DATA ROWS:
★ ★ ★ ★ ★

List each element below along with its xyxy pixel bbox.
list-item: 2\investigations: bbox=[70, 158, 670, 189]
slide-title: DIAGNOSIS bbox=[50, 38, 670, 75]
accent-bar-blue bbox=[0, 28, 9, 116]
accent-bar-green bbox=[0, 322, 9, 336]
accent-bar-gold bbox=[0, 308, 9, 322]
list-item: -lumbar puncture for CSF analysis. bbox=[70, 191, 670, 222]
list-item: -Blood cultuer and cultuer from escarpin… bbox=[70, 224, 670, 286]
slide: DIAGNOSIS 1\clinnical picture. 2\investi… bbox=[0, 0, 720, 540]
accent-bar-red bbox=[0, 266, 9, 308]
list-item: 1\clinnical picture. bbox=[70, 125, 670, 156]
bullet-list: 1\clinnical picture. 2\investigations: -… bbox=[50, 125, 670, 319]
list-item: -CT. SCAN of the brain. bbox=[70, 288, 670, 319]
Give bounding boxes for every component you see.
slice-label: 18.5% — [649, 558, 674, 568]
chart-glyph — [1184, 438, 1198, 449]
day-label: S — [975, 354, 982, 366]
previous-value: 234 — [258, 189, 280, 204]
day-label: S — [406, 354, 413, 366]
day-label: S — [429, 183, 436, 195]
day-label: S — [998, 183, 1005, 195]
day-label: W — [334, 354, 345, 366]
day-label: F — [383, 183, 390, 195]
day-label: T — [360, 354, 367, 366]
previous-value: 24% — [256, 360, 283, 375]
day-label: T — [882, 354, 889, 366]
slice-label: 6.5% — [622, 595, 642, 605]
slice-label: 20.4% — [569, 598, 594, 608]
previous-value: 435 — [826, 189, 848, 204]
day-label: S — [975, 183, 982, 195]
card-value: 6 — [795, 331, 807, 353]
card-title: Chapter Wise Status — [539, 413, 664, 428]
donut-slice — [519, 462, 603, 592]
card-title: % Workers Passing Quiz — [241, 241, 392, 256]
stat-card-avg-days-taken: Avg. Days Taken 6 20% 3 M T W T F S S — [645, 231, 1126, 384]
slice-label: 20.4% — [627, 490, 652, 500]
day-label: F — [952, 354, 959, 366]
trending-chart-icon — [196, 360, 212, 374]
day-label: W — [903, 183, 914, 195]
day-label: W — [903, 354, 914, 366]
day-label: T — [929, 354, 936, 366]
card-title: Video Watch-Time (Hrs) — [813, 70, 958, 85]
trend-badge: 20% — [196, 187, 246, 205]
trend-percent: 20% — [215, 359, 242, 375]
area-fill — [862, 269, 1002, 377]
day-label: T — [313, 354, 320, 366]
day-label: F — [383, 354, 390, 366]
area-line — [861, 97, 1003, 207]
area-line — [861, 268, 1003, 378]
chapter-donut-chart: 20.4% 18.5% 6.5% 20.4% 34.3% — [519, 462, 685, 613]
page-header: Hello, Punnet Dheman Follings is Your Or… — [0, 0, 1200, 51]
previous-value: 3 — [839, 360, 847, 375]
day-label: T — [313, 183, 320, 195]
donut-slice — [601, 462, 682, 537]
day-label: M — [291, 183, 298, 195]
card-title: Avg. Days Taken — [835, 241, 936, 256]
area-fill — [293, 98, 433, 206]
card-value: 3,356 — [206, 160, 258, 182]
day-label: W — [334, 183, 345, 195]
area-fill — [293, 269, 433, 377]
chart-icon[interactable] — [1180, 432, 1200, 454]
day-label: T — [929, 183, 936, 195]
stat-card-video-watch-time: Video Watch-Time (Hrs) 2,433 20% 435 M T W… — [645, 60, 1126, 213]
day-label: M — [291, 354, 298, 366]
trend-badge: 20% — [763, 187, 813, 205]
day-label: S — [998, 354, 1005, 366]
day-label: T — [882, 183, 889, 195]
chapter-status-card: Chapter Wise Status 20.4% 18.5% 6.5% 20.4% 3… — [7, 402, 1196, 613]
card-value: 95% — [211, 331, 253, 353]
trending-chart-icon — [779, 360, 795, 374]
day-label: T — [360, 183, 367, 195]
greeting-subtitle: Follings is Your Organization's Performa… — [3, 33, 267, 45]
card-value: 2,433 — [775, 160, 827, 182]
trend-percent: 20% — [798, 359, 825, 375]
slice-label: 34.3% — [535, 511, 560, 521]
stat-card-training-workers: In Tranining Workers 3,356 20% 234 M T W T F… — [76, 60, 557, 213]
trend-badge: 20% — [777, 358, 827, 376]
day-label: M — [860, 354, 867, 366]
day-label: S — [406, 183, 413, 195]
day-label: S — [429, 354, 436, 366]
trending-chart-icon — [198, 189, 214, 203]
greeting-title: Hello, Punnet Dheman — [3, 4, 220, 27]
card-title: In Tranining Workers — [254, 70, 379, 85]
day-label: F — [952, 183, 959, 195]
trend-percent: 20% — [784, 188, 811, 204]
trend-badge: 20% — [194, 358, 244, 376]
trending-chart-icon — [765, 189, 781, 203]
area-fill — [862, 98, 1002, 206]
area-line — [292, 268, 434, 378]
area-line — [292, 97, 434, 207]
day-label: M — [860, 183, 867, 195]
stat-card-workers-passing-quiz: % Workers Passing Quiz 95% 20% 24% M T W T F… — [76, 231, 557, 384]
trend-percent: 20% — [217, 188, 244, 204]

★ ★ ★ ★ ★

EXERCISE OBJECTIVE: Rewrite the data above, changing every "trending-chart-icon" to "trend-icon" and leaving everything else as it is.

OUTPUT BELOW:
List each element below along with its xyxy pixel bbox.
list-item: 2\investigations: bbox=[70, 158, 670, 189]
slide-title: DIAGNOSIS bbox=[50, 38, 670, 75]
accent-bar-blue bbox=[0, 28, 9, 116]
accent-bar-green bbox=[0, 322, 9, 336]
accent-bar-gold bbox=[0, 308, 9, 322]
list-item: -lumbar puncture for CSF analysis. bbox=[70, 191, 670, 222]
list-item: -Blood cultuer and cultuer from escarpin… bbox=[70, 224, 670, 286]
slide: DIAGNOSIS 1\clinnical picture. 2\investi… bbox=[0, 0, 720, 540]
accent-bar-red bbox=[0, 266, 9, 308]
list-item: 1\clinnical picture. bbox=[70, 125, 670, 156]
bullet-list: 1\clinnical picture. 2\investigations: -… bbox=[50, 125, 670, 319]
list-item: -CT. SCAN of the brain. bbox=[70, 288, 670, 319]
Give bounding boxes for every component you see.
slice-label: 18.5% — [649, 558, 674, 568]
chart-glyph — [1184, 438, 1198, 449]
day-label: S — [975, 354, 982, 366]
previous-value: 234 — [258, 189, 280, 204]
day-label: S — [406, 354, 413, 366]
day-label: S — [429, 183, 436, 195]
day-label: S — [998, 183, 1005, 195]
day-label: W — [334, 354, 345, 366]
day-label: F — [383, 183, 390, 195]
day-label: T — [360, 354, 367, 366]
previous-value: 24% — [256, 360, 283, 375]
day-label: T — [882, 354, 889, 366]
slice-label: 6.5% — [622, 595, 642, 605]
slice-label: 20.4% — [569, 598, 594, 608]
previous-value: 435 — [826, 189, 848, 204]
day-label: S — [975, 183, 982, 195]
card-value: 6 — [795, 331, 807, 353]
card-title: Chapter Wise Status — [539, 413, 664, 428]
donut-slice — [519, 462, 603, 592]
card-title: % Workers Passing Quiz — [241, 241, 392, 256]
stat-card-avg-days-taken: Avg. Days Taken 6 20% 3 M T W T F S S — [645, 231, 1126, 384]
slice-label: 20.4% — [627, 490, 652, 500]
day-label: F — [952, 354, 959, 366]
trend-icon — [196, 360, 212, 374]
day-label: W — [903, 183, 914, 195]
day-label: W — [903, 354, 914, 366]
day-label: T — [929, 354, 936, 366]
card-title: Video Watch-Time (Hrs) — [813, 70, 958, 85]
trend-badge: 20% — [196, 187, 246, 205]
trend-percent: 20% — [215, 359, 242, 375]
area-fill — [862, 269, 1002, 377]
day-label: T — [313, 354, 320, 366]
day-label: F — [383, 354, 390, 366]
area-line — [861, 97, 1003, 207]
area-line — [861, 268, 1003, 378]
chapter-donut-chart: 20.4% 18.5% 6.5% 20.4% 34.3% — [519, 462, 685, 613]
page-header: Hello, Punnet Dheman Follings is Your Or… — [0, 0, 1200, 51]
previous-value: 3 — [839, 360, 847, 375]
day-label: T — [313, 183, 320, 195]
donut-slice — [601, 462, 682, 537]
day-label: M — [291, 183, 298, 195]
card-title: Avg. Days Taken — [835, 241, 936, 256]
area-fill — [293, 98, 433, 206]
card-value: 3,356 — [206, 160, 258, 182]
day-label: W — [334, 183, 345, 195]
area-fill — [293, 269, 433, 377]
chart-icon[interactable] — [1180, 432, 1200, 454]
day-label: T — [929, 183, 936, 195]
stat-card-video-watch-time: Video Watch-Time (Hrs) 2,433 20% 435 M T W… — [645, 60, 1126, 213]
day-label: M — [291, 354, 298, 366]
trend-badge: 20% — [763, 187, 813, 205]
day-label: S — [998, 354, 1005, 366]
day-label: T — [882, 183, 889, 195]
chapter-status-card: Chapter Wise Status 20.4% 18.5% 6.5% 20.4% 3… — [7, 402, 1196, 613]
card-value: 95% — [211, 331, 253, 353]
trend-icon — [779, 360, 795, 374]
day-label: T — [360, 183, 367, 195]
greeting-subtitle: Follings is Your Organization's Performa… — [3, 33, 267, 45]
card-value: 2,433 — [775, 160, 827, 182]
trend-percent: 20% — [798, 359, 825, 375]
slice-label: 34.3% — [535, 511, 560, 521]
stat-card-training-workers: In Tranining Workers 3,356 20% 234 M T W T F… — [76, 60, 557, 213]
trend-badge: 20% — [777, 358, 827, 376]
day-label: M — [860, 354, 867, 366]
day-label: S — [406, 183, 413, 195]
day-label: S — [429, 354, 436, 366]
trend-icon — [198, 189, 214, 203]
greeting-title: Hello, Punnet Dheman — [3, 4, 220, 27]
card-title: In Tranining Workers — [254, 70, 379, 85]
day-label: F — [952, 183, 959, 195]
trend-percent: 20% — [784, 188, 811, 204]
trend-badge: 20% — [194, 358, 244, 376]
trend-icon — [765, 189, 781, 203]
area-fill — [862, 98, 1002, 206]
area-line — [292, 268, 434, 378]
area-line — [292, 97, 434, 207]
day-label: M — [860, 183, 867, 195]
stat-card-workers-passing-quiz: % Workers Passing Quiz 95% 20% 24% M T W T F… — [76, 231, 557, 384]
trend-percent: 20% — [217, 188, 244, 204]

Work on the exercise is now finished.